Selected excerpt Block Start
Scots should ask hard questions on independence

As the UK’s Brexit referendum demonstrated, economic arguments are not enough to win a debate over political independence. Issues of culture, identity and pure emotion can persuade people to tolerate some economic pain in pursuit of what is seen as a greater goal. But while campaigners have an incentive to minimise those economic realities, even voters tempted to press on regardless are better off doing so in awareness rather than ignorance.

With Scotland’s first minister Nicola Sturgeon reviving plans for a possible second independence referendum — even if there is no guarantee it will happen — this is one lesson Scots would do well to learn. However they might be minded to vote, Scots should not allow independence campaigners to gloss over painful economic truths as Brexit proponents managed to do before the UK’s 2016 plebiscite.

Leave campaigners made a strategic judgment not to discuss models for a post-Brexit settlement precisely to prevent their case being picked apart. It was a brilliant and ultimately victorious strategy. But, four years on, British citizens still do not know exactly what shape EU/UK relations will take.

Scots should demand answers to several key questions from those advocating separation from the UK. One is how a future independent Scotland would bridge the yawning fiscal shortfall that would result. Official figures last week showed Scotland’s notional fiscal deficit, incorporating a geographic share of North Sea oil and gas revenues, widened to 8.6 per cent of output in the year to April 2020 — three times the proportion for the UK as a whole.

Falling energy prices were partly responsible for pushing up the notional deficit in the annual Government Expenditure and Revenue Scotland report by 1.2 percentage points from a year earlier. But the report showed Scotland’s gap between spending and revenues has been consistently larger than the UK’s, by between 5 and 7 percentage points every year since 2015-16. The latest figures also preceded much of the damage from the coronavirus pandemic. Including the Covid-19 impact, the Institute for Fiscal Studies estimated Scotland’s notional deficit could top 26 per cent of GDP this year, and still be over 11 per cent in 2024-25.
Selected excerpt Block End
Data for review Block Start
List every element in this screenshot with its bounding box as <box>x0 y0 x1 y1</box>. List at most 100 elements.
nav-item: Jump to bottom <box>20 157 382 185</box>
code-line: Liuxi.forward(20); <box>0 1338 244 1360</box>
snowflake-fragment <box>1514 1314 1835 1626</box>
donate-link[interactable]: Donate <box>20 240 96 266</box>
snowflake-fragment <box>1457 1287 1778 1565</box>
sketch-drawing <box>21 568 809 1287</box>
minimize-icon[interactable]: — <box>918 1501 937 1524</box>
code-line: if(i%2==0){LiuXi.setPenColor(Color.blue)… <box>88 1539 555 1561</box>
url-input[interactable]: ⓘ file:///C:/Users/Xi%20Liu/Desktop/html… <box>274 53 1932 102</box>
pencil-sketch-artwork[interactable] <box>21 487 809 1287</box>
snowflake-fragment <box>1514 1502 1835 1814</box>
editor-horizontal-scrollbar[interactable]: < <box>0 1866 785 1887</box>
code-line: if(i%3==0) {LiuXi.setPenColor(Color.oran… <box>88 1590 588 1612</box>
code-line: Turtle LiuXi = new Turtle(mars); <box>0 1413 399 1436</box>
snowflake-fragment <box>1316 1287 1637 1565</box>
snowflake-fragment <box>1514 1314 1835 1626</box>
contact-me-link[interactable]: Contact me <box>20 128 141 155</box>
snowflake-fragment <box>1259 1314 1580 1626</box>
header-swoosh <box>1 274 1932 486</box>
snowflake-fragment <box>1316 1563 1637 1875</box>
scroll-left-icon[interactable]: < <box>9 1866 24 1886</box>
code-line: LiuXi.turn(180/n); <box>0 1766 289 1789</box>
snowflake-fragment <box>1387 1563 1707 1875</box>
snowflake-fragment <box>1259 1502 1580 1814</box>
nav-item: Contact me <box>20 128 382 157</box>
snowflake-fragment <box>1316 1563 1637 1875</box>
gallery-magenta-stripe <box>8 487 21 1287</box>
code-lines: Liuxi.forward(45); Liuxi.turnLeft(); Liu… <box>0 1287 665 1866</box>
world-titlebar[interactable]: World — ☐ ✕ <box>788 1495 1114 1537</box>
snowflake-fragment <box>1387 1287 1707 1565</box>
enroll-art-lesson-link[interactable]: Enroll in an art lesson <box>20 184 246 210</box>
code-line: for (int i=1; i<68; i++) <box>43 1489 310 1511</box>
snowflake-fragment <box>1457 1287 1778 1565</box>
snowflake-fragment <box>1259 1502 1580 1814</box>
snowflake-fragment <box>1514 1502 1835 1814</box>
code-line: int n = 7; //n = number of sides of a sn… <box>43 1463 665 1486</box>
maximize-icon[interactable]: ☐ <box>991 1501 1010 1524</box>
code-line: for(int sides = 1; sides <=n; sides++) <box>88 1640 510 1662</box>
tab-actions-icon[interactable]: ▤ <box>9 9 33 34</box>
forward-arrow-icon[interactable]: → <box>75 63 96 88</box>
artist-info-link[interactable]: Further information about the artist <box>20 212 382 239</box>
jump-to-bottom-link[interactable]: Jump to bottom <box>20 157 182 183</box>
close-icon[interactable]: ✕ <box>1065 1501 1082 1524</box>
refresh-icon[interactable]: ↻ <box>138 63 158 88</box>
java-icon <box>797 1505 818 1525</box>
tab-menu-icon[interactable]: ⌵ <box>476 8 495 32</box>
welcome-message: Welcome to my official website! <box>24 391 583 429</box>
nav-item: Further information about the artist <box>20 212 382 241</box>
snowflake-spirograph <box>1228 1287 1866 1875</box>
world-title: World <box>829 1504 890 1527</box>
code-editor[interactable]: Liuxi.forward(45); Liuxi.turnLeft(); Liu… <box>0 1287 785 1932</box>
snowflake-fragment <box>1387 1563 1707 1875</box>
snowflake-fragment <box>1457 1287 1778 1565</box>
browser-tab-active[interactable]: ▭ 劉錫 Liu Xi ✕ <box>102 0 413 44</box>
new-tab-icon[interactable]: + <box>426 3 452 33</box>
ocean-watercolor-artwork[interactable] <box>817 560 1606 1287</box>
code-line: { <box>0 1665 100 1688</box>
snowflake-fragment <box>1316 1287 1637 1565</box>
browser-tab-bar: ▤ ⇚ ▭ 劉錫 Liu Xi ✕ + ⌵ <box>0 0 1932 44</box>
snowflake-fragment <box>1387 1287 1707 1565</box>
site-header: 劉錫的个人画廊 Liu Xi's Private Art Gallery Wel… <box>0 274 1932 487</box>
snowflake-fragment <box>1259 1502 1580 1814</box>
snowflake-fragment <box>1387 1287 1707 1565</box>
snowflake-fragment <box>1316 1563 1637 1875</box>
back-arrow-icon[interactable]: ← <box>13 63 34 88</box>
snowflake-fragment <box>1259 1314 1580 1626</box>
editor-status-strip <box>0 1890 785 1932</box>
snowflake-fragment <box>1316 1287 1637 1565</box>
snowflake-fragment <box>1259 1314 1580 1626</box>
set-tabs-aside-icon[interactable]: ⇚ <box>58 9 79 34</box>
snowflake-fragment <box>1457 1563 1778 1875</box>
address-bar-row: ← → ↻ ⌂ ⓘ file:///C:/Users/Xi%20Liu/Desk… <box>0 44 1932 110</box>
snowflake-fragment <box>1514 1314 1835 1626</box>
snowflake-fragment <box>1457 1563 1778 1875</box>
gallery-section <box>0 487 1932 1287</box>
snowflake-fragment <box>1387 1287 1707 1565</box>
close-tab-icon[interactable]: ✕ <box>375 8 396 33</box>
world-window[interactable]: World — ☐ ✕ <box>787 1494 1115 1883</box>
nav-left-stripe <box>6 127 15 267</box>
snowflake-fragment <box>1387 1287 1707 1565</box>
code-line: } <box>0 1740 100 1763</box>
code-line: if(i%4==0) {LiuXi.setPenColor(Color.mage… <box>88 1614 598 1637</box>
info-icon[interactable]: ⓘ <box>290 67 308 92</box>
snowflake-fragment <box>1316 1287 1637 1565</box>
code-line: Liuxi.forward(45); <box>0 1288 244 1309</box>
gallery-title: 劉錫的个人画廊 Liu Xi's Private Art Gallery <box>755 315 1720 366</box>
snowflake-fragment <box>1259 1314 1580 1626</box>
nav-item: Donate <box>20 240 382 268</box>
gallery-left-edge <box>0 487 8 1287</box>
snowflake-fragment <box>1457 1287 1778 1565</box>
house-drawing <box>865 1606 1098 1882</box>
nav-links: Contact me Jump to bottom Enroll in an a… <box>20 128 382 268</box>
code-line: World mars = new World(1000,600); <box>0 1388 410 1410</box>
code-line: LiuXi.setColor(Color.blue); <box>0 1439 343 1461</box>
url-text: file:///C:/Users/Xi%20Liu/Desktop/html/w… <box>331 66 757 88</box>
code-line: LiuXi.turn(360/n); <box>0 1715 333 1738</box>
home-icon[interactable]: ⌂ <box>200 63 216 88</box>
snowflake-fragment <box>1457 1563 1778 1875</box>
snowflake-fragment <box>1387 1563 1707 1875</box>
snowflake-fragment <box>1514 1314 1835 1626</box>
Data for review Block End
## What the task requires
According to the article on Scottish independence, how wide was Scotland's notional fiscal deficit as a share of output in the year to April 2020?

## Response area
8.6 per cent of output, three times the proportion for the UK as a whole.